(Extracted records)
▽

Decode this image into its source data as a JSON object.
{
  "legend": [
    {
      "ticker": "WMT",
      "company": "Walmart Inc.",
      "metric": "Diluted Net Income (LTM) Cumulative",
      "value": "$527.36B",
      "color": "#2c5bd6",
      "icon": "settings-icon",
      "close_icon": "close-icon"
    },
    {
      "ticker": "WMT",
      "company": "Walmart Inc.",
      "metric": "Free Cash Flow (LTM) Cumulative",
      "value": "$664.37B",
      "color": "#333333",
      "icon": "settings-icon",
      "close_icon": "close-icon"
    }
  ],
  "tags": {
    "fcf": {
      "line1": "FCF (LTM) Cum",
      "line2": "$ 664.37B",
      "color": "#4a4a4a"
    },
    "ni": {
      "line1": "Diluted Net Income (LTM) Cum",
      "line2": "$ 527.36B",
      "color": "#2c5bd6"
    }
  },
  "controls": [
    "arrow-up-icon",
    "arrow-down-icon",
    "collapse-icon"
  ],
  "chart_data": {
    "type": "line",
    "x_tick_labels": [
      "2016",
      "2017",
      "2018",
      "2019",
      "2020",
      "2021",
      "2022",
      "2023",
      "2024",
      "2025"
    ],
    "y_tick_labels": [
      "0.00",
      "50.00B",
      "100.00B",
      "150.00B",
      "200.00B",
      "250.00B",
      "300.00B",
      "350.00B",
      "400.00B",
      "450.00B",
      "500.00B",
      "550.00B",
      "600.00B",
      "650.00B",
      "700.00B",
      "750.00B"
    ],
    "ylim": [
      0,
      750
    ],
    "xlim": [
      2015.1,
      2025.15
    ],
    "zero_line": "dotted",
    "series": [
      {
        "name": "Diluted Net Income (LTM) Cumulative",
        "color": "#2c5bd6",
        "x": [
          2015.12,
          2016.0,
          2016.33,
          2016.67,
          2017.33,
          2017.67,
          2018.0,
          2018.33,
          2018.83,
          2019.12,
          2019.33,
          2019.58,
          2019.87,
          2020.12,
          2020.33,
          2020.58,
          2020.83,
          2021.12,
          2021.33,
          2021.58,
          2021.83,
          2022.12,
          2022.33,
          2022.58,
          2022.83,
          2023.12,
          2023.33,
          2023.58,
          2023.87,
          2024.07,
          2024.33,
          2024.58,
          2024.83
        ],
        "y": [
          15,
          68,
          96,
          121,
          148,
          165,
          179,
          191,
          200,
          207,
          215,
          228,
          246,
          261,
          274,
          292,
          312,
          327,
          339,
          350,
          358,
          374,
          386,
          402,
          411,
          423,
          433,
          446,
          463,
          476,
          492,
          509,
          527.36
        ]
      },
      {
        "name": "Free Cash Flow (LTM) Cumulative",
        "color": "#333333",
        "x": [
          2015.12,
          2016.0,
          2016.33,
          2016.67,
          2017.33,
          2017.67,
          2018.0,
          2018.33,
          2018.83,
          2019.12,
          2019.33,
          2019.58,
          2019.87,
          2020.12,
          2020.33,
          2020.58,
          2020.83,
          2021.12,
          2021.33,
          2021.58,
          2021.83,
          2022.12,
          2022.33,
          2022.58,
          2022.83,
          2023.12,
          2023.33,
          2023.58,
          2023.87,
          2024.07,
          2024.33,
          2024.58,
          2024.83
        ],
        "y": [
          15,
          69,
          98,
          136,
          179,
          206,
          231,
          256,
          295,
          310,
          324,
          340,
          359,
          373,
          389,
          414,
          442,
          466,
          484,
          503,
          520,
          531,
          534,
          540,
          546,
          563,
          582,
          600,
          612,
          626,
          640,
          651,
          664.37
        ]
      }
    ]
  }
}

△

Identify the lines of the data that contain the word "Cash". Copy each of them.

- Written answer:
      "metric": "Free Cash Flow (LTM) Cumulative",
        "name": "Free Cash Flow (LTM) Cumulative",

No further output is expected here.